→ TASK REQUIREMENTS
Pick out all lines with the word "dias" from the records that follow.

→ WORKING DATA
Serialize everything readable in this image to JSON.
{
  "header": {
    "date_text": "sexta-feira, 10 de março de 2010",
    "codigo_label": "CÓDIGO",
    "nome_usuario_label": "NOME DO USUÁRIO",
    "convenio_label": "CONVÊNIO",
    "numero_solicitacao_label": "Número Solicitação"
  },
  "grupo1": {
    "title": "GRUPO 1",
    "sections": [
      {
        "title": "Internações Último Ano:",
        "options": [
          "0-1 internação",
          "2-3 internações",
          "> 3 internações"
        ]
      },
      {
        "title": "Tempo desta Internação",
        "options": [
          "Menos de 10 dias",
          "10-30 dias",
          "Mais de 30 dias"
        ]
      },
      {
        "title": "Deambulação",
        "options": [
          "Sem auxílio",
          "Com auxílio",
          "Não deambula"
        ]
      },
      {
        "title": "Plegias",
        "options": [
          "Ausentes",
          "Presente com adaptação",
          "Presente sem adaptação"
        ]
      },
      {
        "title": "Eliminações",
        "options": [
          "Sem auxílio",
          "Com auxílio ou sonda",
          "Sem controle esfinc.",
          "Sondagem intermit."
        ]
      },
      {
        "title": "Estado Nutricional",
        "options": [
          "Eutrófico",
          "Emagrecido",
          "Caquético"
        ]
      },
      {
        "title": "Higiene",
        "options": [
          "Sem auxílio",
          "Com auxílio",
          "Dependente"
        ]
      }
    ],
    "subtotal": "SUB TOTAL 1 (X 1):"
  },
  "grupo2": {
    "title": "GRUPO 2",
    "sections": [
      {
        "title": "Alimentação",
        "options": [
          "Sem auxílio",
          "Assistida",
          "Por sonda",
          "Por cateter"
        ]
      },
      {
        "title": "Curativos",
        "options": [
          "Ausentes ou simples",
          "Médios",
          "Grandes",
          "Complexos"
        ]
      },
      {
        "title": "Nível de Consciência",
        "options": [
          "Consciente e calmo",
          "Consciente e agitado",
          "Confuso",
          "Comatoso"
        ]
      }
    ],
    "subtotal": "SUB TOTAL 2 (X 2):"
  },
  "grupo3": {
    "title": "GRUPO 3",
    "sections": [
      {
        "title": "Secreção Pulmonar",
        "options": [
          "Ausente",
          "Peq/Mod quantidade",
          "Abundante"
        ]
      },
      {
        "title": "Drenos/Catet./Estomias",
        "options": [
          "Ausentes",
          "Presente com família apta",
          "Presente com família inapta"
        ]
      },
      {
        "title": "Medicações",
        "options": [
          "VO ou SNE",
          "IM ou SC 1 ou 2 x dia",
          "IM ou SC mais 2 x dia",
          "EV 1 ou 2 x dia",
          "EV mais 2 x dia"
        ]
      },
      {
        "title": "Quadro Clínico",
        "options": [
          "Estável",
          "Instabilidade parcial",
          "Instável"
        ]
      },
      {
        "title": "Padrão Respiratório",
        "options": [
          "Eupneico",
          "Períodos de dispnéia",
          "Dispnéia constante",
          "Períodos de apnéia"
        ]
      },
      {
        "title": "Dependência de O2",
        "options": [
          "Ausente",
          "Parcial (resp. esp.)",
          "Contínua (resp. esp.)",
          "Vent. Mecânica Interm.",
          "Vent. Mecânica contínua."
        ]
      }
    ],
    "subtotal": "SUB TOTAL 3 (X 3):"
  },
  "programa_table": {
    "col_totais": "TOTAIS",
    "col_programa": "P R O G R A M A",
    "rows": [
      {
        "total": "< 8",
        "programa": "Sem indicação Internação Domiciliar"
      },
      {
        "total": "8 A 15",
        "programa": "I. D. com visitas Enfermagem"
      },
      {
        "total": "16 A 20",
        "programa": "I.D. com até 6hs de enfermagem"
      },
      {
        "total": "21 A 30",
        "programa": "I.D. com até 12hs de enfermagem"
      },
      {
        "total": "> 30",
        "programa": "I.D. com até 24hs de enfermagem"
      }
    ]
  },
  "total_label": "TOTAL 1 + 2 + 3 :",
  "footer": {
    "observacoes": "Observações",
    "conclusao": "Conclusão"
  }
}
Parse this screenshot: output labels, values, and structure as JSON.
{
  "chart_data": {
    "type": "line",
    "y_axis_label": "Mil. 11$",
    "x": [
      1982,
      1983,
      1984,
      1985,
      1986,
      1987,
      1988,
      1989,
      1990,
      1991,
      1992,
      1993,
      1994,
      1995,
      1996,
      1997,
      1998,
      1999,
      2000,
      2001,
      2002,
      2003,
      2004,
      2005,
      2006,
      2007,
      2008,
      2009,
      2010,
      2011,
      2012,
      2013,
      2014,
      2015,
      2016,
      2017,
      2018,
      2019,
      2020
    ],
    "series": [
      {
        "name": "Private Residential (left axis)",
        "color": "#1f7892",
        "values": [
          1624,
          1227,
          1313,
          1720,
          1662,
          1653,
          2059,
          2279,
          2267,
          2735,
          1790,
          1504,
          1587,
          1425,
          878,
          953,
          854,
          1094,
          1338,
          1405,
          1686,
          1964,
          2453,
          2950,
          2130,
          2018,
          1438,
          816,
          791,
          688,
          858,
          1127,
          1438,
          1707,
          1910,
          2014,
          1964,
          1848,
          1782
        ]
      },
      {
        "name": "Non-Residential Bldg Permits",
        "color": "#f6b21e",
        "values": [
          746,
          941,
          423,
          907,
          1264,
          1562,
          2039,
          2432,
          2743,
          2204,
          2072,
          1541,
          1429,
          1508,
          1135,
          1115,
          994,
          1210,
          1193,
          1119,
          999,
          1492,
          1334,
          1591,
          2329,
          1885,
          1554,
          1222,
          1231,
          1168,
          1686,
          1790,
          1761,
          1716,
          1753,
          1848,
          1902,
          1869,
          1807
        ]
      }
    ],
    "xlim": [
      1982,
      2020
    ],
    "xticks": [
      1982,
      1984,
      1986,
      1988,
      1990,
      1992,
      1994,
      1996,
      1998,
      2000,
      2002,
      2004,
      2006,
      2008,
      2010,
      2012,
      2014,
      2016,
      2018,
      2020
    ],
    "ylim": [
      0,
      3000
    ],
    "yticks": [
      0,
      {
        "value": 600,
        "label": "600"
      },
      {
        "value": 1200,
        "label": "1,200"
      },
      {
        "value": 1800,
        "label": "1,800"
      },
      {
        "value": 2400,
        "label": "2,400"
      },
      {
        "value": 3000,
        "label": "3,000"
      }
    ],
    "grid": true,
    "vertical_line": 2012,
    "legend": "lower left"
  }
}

→ WRITTEN SOLUTION
          "Menos de 10 dias",
          "10-30 dias",
          "Mais de 30 dias"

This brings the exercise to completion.